Exercise tasks -
#1 Repeat the part of the email thread about druntime hooks between "On Apr 13, 2012, at" and "out here too..", inclusive.
#2 In the email thread about druntime hooks, which two kinds of hooks are called non-negotiable in Manu's industry?
#3 Carry the email thread about druntime hooks forward from its last line.

Provided text -

Because no one used it. Sounds like I may need to un-deprecate it for 2.060. 

On Apr 13, 2012, at 4:07 AM, Timon Gehr <timon.g...@gmx.ch> wrote:

> On 04/13/2012 12:47 PM, Manu wrote:
>> No comment...
>> 
>> I'm also finding that I really need an assert hook. The default assert
>> implementation is not useful to me, and just crashes my programs
>> (exceptions when interacting with C is problematic).
>> I'd like to route runtime asserts through my own system. A simple
>> backend hook would sort me out here too..
>> 
>> Does anyone know any existing way to do the stuff I'm talking about here?
>> If not, what do people think about the possibility of putting hook
>> register functions into druntime?
>> 
>> On 9 April 2012 03:59, Manu <turkey...@gmail.com
>> <mailto:turkey...@gmail.com>> wrote:
>> 
>>    So one thing that almost every major middleware provides, is an
>>    interface to hook your own allocation and filesystem callbacks under
>>    the hood, to allow integration with your potentially complex technology.
>> 
>>    In my industry, memory and filesystem hooks are non-negotiable. We
>>    can't use any middleware that does not provide them.

Records shown -

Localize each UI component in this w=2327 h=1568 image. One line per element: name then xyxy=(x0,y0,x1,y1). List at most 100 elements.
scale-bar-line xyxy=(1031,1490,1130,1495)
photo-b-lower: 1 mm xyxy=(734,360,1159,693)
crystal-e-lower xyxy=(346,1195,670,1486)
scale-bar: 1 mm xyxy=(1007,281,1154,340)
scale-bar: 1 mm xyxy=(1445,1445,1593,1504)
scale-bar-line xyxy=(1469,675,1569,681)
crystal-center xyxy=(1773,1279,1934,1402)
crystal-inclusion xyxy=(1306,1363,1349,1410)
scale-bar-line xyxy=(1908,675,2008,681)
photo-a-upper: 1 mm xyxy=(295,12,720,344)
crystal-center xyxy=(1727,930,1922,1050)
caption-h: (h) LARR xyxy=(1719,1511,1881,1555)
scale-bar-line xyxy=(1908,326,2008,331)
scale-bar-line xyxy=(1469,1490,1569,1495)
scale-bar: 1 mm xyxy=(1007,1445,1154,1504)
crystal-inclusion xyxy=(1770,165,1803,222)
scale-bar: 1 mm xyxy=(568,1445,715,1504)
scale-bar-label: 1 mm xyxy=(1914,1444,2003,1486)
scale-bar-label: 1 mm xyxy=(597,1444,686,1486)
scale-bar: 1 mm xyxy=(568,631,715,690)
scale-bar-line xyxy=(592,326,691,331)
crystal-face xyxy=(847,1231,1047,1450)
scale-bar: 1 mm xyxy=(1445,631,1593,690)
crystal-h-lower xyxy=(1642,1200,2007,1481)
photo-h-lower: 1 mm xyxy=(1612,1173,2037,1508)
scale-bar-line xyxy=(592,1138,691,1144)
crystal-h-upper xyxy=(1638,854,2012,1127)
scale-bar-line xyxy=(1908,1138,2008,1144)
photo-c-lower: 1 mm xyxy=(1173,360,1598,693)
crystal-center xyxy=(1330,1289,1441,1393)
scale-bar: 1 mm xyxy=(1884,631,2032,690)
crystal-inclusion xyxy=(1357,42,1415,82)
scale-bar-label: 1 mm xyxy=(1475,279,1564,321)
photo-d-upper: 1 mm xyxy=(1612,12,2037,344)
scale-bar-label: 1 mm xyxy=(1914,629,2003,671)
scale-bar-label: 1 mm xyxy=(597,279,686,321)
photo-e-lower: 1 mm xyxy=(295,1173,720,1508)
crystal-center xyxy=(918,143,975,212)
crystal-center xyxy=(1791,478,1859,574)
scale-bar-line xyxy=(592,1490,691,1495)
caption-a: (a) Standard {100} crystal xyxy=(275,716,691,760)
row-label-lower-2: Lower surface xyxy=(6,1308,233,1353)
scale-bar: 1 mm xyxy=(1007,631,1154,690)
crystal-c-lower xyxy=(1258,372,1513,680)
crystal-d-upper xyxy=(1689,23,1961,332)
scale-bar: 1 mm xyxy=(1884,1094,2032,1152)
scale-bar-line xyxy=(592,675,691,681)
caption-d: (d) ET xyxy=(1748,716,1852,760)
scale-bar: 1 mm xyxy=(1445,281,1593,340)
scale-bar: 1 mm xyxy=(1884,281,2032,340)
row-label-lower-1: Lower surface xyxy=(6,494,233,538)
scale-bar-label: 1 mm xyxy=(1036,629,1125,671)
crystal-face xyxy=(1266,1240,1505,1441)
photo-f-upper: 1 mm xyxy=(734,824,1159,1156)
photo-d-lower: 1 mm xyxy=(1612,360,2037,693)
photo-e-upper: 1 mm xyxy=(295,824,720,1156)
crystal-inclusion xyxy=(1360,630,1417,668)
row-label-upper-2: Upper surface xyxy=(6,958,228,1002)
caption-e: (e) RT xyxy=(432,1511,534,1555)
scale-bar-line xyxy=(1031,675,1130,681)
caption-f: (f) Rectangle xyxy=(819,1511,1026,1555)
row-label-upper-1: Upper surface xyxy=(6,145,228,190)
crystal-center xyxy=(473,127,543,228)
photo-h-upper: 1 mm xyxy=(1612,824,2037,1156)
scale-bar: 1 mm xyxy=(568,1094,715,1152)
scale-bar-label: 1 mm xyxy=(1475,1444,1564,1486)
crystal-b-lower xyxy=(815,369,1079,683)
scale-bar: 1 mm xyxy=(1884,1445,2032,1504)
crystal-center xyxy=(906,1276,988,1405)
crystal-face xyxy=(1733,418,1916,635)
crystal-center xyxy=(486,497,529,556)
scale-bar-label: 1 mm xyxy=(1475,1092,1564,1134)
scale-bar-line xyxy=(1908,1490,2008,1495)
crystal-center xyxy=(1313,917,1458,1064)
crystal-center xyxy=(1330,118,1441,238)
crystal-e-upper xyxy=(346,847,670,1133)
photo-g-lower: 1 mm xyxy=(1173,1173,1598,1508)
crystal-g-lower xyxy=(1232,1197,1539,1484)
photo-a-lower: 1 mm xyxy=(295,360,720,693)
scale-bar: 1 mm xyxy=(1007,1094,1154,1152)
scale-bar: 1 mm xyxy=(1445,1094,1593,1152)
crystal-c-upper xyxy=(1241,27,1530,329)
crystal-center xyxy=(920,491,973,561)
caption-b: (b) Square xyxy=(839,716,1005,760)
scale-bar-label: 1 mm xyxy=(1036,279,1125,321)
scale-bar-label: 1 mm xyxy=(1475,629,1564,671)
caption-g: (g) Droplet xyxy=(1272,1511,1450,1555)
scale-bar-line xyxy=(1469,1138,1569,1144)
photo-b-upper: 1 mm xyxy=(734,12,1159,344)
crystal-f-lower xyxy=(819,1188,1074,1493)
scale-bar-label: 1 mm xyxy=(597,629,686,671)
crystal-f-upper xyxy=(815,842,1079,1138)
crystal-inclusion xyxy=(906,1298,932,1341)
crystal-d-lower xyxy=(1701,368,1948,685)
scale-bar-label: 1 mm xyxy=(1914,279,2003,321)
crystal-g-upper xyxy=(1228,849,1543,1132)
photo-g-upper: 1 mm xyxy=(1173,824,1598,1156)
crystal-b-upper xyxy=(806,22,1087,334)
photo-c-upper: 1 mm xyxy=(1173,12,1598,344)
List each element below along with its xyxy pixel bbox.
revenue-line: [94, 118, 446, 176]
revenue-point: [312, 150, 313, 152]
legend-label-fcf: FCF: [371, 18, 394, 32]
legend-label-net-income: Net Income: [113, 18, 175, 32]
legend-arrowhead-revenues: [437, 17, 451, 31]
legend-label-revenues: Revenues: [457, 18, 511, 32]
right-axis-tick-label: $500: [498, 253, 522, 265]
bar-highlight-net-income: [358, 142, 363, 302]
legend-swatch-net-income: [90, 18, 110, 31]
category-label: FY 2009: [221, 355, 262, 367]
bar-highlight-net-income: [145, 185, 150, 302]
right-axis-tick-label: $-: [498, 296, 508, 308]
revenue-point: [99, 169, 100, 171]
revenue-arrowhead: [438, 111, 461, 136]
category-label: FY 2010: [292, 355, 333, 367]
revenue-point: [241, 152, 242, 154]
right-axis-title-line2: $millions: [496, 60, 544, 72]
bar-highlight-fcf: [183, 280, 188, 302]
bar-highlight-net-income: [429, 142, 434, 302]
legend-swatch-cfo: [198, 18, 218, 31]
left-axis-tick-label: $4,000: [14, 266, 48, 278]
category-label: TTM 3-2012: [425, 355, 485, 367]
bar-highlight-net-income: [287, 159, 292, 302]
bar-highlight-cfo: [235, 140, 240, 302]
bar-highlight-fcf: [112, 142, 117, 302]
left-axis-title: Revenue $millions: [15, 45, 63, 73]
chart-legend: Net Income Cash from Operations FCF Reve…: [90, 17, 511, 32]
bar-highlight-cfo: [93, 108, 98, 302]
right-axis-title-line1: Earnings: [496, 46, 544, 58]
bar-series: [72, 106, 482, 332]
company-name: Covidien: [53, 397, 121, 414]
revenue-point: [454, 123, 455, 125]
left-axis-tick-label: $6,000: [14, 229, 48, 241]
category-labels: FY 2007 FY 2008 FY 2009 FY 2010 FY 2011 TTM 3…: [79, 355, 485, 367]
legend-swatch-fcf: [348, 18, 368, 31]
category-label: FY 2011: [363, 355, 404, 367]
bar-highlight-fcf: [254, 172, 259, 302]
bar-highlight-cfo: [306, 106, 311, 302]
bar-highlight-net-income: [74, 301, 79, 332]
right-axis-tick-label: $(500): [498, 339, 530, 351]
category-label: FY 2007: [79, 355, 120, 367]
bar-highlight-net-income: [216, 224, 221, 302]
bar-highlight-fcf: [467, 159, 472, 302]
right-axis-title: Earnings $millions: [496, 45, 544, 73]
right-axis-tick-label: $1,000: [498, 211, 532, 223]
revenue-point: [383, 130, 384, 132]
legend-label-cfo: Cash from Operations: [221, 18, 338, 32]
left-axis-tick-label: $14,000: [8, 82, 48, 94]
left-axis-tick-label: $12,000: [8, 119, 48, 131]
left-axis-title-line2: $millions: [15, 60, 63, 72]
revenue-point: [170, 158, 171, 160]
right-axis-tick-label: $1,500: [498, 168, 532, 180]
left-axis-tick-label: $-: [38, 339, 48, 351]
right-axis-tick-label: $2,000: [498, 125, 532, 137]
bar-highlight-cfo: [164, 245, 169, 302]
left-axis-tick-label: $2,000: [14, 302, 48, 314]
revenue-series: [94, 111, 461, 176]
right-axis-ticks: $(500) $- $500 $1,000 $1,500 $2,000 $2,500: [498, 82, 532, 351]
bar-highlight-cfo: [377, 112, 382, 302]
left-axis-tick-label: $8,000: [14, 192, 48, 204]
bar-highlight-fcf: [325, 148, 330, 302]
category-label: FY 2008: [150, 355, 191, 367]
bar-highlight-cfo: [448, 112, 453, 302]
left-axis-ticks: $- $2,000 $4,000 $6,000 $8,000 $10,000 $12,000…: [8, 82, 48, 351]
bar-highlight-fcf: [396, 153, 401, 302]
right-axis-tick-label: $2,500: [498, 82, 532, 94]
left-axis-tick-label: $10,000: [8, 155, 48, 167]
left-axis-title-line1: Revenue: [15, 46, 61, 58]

Response list -
#1
On Apr 13, 2012, at 4:07 AM, Timon Gehr <timon.g...@gmx.ch> wrote:

> On 04/13/2012 12:47 PM, Manu wrote:
>> No comment...
>> 
>> I'm also finding that I really need an assert hook. The default assert
>> implementation is not useful to me, and just crashes my programs
>> (exceptions when interacting with C is problematic).
>> I'd like to route runtime asserts through my own system. A simple
>> backend hook would sort me out here too..

#2 Memory and filesystem hooks.

#3
>>    Traditionally, we have a problem with the C library, and many core C
>>    libs which depend heavily on the CRT. Almost all games engines have
>>    to wastefully rewrite large portions of the CRT, just to implement
>>    the appropriate memory and filesystem interface, and some super
>>    handy common libs are lost to us due to lack of this foresight.
>> 
>>    So this in mind, many of the goodies in phobos are currently
>>    unusable to us (although fortunately source is available).
>>    Has it ever been considered to allow hooks into the backends of
>>    those systems which could be registered at runtime?
>>    It would be simple to provide an API where you could register the
>>    filesystem primitives, which all standard libraries would then
>>    magically route through (huzzah!).
>>    A primitive malloc/free hook would be nice to have too, that way we
>>    can direct memory to the appropriate locations, and keep mem stats
>>    along with the the rest of the system.
>>    It's not uncommon to malloc the entire heap on boot, and implement
>>    our own heap management through our own API's. Obviously system
>>    functions would fail to allocate memory in this environment...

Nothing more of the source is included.